BEGIN Data provided
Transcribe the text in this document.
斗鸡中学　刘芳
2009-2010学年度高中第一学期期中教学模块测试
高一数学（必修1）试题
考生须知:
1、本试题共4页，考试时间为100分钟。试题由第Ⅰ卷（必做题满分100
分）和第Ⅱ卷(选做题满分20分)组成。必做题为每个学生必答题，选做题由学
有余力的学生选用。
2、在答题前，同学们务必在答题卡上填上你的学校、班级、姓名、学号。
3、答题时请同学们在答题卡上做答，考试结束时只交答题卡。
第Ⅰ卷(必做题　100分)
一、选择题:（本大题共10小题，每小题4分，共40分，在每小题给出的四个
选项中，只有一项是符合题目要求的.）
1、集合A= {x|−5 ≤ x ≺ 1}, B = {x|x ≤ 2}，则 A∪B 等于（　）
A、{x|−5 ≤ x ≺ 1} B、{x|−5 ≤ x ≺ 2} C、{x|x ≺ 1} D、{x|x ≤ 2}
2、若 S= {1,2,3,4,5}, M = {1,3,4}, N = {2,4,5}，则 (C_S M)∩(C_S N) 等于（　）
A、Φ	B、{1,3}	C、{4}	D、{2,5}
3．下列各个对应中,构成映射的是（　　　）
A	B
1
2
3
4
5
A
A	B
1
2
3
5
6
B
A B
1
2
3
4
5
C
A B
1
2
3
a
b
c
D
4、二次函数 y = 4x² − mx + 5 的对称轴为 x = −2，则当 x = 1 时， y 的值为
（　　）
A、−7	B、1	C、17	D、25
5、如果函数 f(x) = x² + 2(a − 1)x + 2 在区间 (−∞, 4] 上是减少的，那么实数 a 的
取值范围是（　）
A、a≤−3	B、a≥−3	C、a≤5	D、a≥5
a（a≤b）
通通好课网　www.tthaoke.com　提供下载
END Data provided
=== What the task asks ===
Reproduce every line of the material above exactly.

=== Reply ===
Transcribe the text in this document.
斗鸡中学　刘芳
2009-2010学年度高中第一学期期中教学模块测试
高一数学（必修1）试题
考生须知:
1、本试题共4页，考试时间为100分钟。试题由第Ⅰ卷（必做题满分100
分）和第Ⅱ卷(选做题满分20分)组成。必做题为每个学生必答题，选做题由学
有余力的学生选用。
2、在答题前，同学们务必在答题卡上填上你的学校、班级、姓名、学号。
3、答题时请同学们在答题卡上做答，考试结束时只交答题卡。
第Ⅰ卷(必做题　100分)
一、选择题:（本大题共10小题，每小题4分，共40分，在每小题给出的四个
选项中，只有一项是符合题目要求的.）
1、集合A= {x|−5 ≤ x ≺ 1}, B = {x|x ≤ 2}，则 A∪B 等于（　）
A、{x|−5 ≤ x ≺ 1} B、{x|−5 ≤ x ≺ 2} C、{x|x ≺ 1} D、{x|x ≤ 2}
2、若 S= {1,2,3,4,5}, M = {1,3,4}, N = {2,4,5}，则 (C_S M)∩(C_S N) 等于（　）
A、Φ	B、{1,3}	C、{4}	D、{2,5}
3．下列各个对应中,构成映射的是（　　　）
A	B
1
2
3
4
5
A
A	B
1
2
3
5
6
B
A B
1
2
3
4
5
C
A B
1
2
3
a
b
c
D
4、二次函数 y = 4x² − mx + 5 的对称轴为 x = −2，则当 x = 1 时， y 的值为
（　　）
A、−7	B、1	C、17	D、25
5、如果函数 f(x) = x² + 2(a − 1)x + 2 在区间 (−∞, 4] 上是减少的，那么实数 a 的
取值范围是（　）
A、a≤−3	B、a≥−3	C、a≤5	D、a≥5
a（a≤b）
通通好课网　www.tthaoke.com　提供下载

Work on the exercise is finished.